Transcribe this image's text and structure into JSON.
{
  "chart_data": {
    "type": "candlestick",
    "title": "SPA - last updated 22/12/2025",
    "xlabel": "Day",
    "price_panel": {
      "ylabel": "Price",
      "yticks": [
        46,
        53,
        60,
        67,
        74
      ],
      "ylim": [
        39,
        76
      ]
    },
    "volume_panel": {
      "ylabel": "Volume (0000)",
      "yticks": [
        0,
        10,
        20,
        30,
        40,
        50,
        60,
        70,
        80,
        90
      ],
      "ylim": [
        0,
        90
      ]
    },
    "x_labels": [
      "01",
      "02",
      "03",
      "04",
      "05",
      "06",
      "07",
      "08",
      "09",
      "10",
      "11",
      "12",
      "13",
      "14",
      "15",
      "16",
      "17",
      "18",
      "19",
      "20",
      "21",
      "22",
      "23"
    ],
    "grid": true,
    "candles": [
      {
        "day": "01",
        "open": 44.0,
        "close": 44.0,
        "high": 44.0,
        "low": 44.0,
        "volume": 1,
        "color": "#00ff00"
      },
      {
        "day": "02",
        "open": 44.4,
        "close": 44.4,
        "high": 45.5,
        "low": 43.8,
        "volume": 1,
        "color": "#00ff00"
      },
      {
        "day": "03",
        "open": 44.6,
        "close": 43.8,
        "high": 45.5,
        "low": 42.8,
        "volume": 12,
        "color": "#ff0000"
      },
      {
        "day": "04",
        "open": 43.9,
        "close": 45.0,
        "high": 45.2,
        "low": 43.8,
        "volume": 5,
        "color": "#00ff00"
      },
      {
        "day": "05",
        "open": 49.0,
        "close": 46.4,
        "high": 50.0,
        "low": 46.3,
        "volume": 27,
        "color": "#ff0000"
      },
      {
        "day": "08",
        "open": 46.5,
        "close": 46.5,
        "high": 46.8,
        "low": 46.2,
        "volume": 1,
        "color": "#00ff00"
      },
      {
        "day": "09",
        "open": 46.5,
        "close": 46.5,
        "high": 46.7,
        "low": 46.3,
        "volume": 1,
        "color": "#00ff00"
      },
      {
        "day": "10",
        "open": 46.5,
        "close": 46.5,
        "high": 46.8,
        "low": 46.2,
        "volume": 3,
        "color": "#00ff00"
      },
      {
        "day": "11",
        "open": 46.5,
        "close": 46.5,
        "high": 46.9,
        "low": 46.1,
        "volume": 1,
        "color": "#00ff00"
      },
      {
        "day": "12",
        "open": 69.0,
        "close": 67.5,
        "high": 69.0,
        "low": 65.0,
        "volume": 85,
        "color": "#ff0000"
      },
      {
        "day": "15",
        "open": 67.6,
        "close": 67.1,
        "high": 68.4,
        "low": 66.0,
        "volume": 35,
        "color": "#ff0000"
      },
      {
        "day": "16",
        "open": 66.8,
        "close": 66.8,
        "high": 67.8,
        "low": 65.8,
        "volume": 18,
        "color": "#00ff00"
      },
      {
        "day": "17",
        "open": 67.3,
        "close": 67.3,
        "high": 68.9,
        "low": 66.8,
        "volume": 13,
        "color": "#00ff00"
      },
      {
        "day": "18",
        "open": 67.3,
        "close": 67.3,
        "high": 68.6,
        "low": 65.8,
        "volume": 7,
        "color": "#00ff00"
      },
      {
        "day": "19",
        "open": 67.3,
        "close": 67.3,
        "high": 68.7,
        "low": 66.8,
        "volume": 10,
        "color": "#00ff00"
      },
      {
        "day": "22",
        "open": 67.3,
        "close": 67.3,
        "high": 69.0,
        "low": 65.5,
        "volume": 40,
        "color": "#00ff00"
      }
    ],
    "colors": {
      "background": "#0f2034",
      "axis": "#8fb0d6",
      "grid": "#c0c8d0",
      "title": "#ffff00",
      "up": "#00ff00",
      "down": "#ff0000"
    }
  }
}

:::::

Look through the data and gather every line with the string "title" in it.

(Expected output):
    "title": "SPA - last updated 22/12/2025",
      "title": "#ffff00",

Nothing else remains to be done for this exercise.